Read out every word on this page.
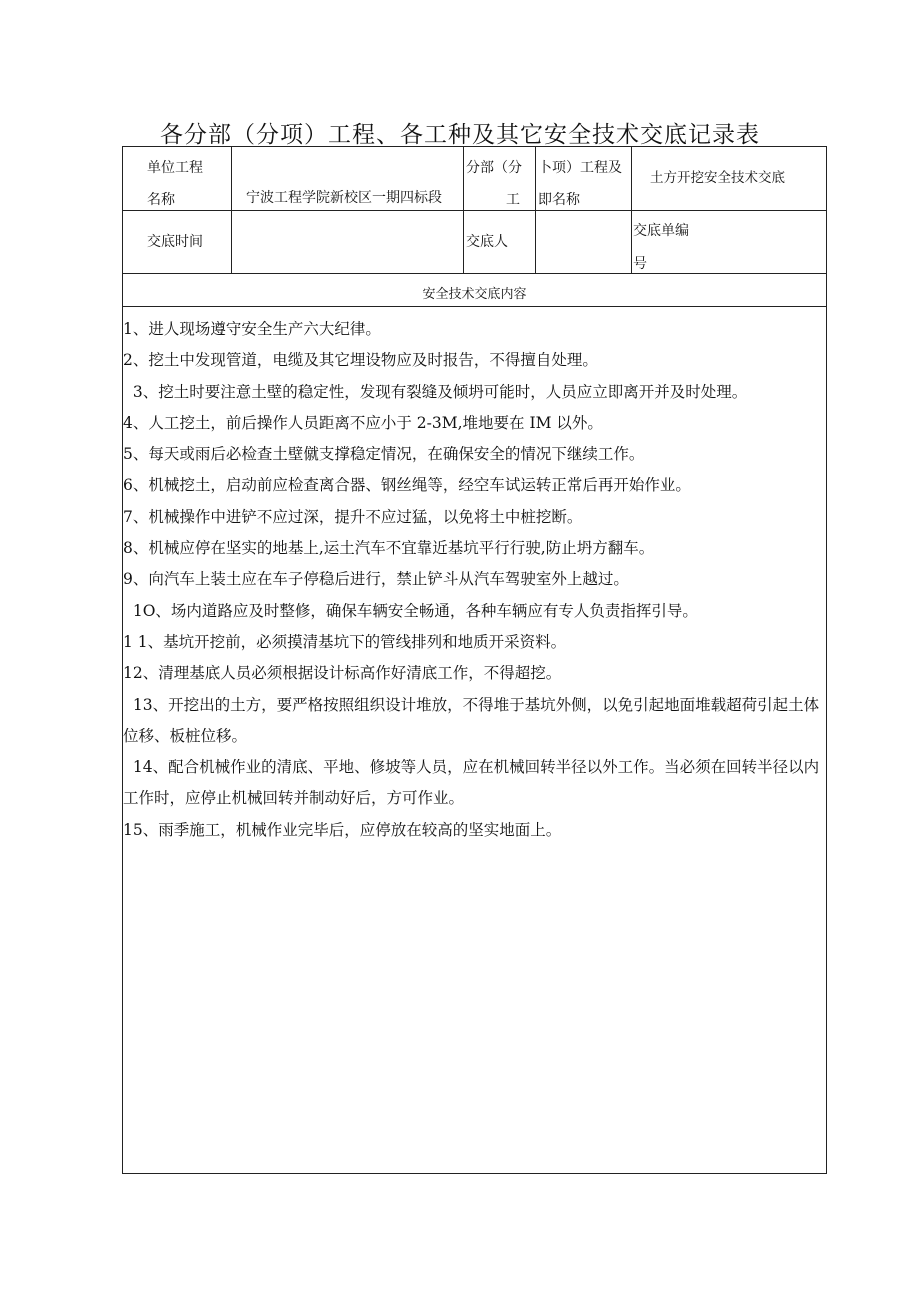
各分部（分项）工程、各工种及其它安全技术交底记录表
单位工程
名称	宁波工程学院新校区一期四标段
分部（分
工
卜项）工程及
即名称
土方开挖安全技术交底
交底时间	交底人
交底单编
号
安全技术交底内容
1、进人现场遵守安全生产六大纪律。
2、挖土中发现管道，电缆及其它埋设物应及时报告，不得擅自处理。
3、挖土时要注意土壁的稳定性，发现有裂缝及倾坍可能时，人员应立即离开并及时处理。
4、人工挖土，前后操作人员距离不应小于 2-3M,堆地要在 IM 以外。
5、每天或雨后必检查土壁僦支撑稳定情况，在确保安全的情况下继续工作。
6、机械挖土，启动前应检查离合器、钢丝绳等，经空车试运转正常后再开始作业。
7、机械操作中进铲不应过深，提升不应过猛，以免将土中桩挖断。
8、机械应停在坚实的地基上,运土汽车不宜靠近基坑平行行驶,防止坍方翻车。
9、向汽车上装土应在车子停稳后进行，禁止铲斗从汽车驾驶室外上越过。
1O、场内道路应及时整修，确保车辆安全畅通，各种车辆应有专人负责指挥引导。
1 1、基坑开挖前，必须摸清基坑下的管线排列和地质开采资料。
12、清理基底人员必须根据设计标高作好清底工作，不得超挖。
13、开挖出的土方，要严格按照组织设计堆放，不得堆于基坑外侧，以免引起地面堆载超荷引起土体位移、板桩位移。
14、配合机械作业的清底、平地、修坡等人员，应在机械回转半径以外工作。当必须在回转半径以内工作时，应停止机械回转并制动好后，方可作业。
15、雨季施工，机械作业完毕后，应停放在较高的坚实地面上。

________________

## Stated exercise
Images in the data above are to be skipped. Retype all other material exactly.

## Reply
Read out every word on this page.
各分部（分项）工程、各工种及其它安全技术交底记录表
单位工程
名称	宁波工程学院新校区一期四标段
分部（分
工
卜项）工程及
即名称
土方开挖安全技术交底
交底时间	交底人
交底单编
号
安全技术交底内容
1、进人现场遵守安全生产六大纪律。
2、挖土中发现管道，电缆及其它埋设物应及时报告，不得擅自处理。
3、挖土时要注意土壁的稳定性，发现有裂缝及倾坍可能时，人员应立即离开并及时处理。
4、人工挖土，前后操作人员距离不应小于 2-3M,堆地要在 IM 以外。
5、每天或雨后必检查土壁僦支撑稳定情况，在确保安全的情况下继续工作。
6、机械挖土，启动前应检查离合器、钢丝绳等，经空车试运转正常后再开始作业。
7、机械操作中进铲不应过深，提升不应过猛，以免将土中桩挖断。
8、机械应停在坚实的地基上,运土汽车不宜靠近基坑平行行驶,防止坍方翻车。
9、向汽车上装土应在车子停稳后进行，禁止铲斗从汽车驾驶室外上越过。
1O、场内道路应及时整修，确保车辆安全畅通，各种车辆应有专人负责指挥引导。
1 1、基坑开挖前，必须摸清基坑下的管线排列和地质开采资料。
12、清理基底人员必须根据设计标高作好清底工作，不得超挖。
13、开挖出的土方，要严格按照组织设计堆放，不得堆于基坑外侧，以免引起地面堆载超荷引起土体位移、板桩位移。
14、配合机械作业的清底、平地、修坡等人员，应在机械回转半径以外工作。当必须在回转半径以内工作时，应停止机械回转并制动好后，方可作业。
15、雨季施工，机械作业完毕后，应停放在较高的坚实地面上。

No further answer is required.